> Excerpt provided
⟨
Background
Let us assume I have a particle which is in the position basis. I was wondering what was the most probable trajectory taken by such a particle when constantly measured.
Let the particle be at position $x_0$ and evolve unitarily for time $\Delta t$ before being measured again and found to be at $x_1$. The probability of such an event is:
$$ P(x_0,x_1) =| \langle x_0| e^{\frac{-i}{\hbar} H \delta t}|x_1 \rangle |^2$$
After being measured at $x_1$ we again measure it at $x_2$ and again:
$$ P(x_1,x_2) =| \langle x_1| e^{\frac{-i}{\hbar} H \delta t}|x_2 \rangle |^2$$
Hence, the probability of the trajectory $P$ is:
$$ P = P(x_0,x_1,\dots,x_n) = P(x_0,x_1) P(x_1,x_2) \dots P(x_{n-1},x_n) $$
Or:
$$ P(x_0,x_1,\dots,x_n) = | \langle x_0| e^{\frac{-i}{\hbar} H \delta t}|x_1 \rangle |^2| \langle x_1| e^{\frac{-i}{\hbar} H \delta t}|x_2 \rangle |^2 \dots | \langle x_{n-1}| e^{\frac{-i}{\hbar} H \delta t}|x_n \rangle |^2 $$
Question
How does one maximize the below?
⟩
> Information provided
⟨
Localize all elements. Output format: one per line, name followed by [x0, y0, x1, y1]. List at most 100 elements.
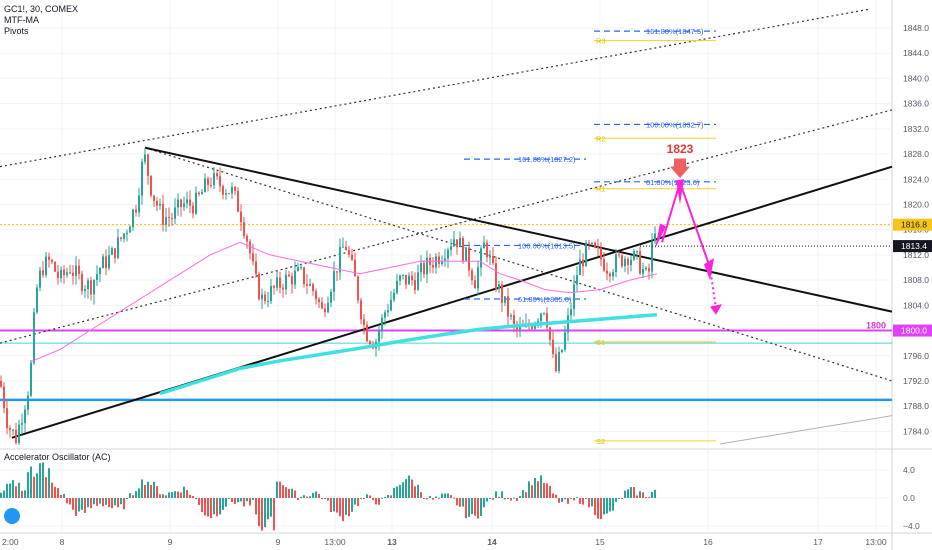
⟩
> Given exercise
Reproduce word for word the stretch of the post on repeated position measurement from "Let the particle" through "maximize the below?". The lines have nothing to do with the post on repeated position measurement.

> The completed task
Let the particle be at position $x_0$ and evolve unitarily for time $\Delta t$ before being measured again and found to be at $x_1$. The probability of such an event is:
$$ P(x_0,x_1) =| \langle x_0| e^{\frac{-i}{\hbar} H \delta t}|x_1 \rangle |^2$$
After being measured at $x_1$ we again measure it at $x_2$ and again:
$$ P(x_1,x_2) =| \langle x_1| e^{\frac{-i}{\hbar} H \delta t}|x_2 \rangle |^2$$
Hence, the probability of the trajectory $P$ is:
$$ P = P(x_0,x_1,\dots,x_n) = P(x_0,x_1) P(x_1,x_2) \dots P(x_{n-1},x_n) $$
Or:
$$ P(x_0,x_1,\dots,x_n) = | \langle x_0| e^{\frac{-i}{\hbar} H \delta t}|x_1 \rangle |^2| \langle x_1| e^{\frac{-i}{\hbar} H \delta t}|x_2 \rangle |^2 \dots | \langle x_{n-1}| e^{\frac{-i}{\hbar} H \delta t}|x_n \rangle |^2 $$
Question
How does one maximize the below?